Collect all the lines that mention the word "date".

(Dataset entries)
========================================
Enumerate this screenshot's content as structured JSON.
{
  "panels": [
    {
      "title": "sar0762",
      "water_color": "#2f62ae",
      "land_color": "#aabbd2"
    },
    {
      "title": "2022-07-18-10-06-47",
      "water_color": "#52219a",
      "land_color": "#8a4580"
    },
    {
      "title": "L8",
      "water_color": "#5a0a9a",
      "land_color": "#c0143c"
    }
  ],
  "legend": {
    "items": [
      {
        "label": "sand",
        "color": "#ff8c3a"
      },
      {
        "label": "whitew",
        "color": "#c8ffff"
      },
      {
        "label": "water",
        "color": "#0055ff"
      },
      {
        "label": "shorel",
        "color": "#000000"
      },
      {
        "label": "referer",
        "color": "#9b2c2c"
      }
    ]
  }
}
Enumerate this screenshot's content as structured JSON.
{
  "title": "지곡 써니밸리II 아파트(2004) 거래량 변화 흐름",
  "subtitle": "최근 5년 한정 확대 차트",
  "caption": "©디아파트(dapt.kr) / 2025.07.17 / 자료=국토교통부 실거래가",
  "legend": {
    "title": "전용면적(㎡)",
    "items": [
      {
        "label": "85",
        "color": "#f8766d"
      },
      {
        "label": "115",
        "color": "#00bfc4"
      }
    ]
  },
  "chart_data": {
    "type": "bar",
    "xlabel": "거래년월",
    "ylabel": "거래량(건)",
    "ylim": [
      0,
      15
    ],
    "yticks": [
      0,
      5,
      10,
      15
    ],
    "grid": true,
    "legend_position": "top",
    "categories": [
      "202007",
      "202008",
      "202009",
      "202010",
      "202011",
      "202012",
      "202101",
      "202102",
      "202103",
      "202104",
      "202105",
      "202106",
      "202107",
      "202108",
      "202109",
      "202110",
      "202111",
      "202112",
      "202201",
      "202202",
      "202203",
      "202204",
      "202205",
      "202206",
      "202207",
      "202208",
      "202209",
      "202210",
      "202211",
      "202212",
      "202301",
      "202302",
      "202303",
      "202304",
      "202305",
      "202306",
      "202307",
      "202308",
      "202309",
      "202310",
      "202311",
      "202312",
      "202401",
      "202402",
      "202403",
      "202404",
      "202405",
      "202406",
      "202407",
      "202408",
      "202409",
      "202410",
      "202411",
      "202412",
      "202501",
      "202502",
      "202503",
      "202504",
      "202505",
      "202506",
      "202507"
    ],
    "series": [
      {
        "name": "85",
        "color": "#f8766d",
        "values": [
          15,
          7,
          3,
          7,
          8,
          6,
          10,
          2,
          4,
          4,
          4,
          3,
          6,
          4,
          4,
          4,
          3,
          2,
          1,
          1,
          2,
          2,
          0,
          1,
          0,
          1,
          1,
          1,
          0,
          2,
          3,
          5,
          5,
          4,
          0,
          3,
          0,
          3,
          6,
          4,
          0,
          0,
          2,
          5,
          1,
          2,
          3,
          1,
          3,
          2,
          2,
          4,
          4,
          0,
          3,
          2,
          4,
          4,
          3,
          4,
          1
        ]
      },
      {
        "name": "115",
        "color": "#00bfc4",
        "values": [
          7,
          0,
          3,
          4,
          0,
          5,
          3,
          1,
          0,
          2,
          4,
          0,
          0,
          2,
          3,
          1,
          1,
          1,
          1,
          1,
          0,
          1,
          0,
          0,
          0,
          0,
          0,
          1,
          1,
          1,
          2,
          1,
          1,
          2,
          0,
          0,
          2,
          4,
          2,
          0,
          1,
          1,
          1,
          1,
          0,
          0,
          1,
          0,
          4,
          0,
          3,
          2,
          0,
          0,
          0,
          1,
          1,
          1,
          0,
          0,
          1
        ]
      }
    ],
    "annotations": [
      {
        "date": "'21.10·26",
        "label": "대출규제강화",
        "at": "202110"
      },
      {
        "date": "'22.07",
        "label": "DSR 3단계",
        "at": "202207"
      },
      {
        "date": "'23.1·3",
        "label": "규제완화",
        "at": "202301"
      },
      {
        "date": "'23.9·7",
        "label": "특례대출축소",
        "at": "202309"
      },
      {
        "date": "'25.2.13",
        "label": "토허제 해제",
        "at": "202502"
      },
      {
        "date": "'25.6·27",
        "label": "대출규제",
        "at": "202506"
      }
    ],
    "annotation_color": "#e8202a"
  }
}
========================================
Output below:
        "date": "'21.10·26",
        "date": "'22.07",
        "date": "'23.1·3",
        "date": "'23.9·7",
        "date": "'25.2.13",
        "date": "'25.6·27",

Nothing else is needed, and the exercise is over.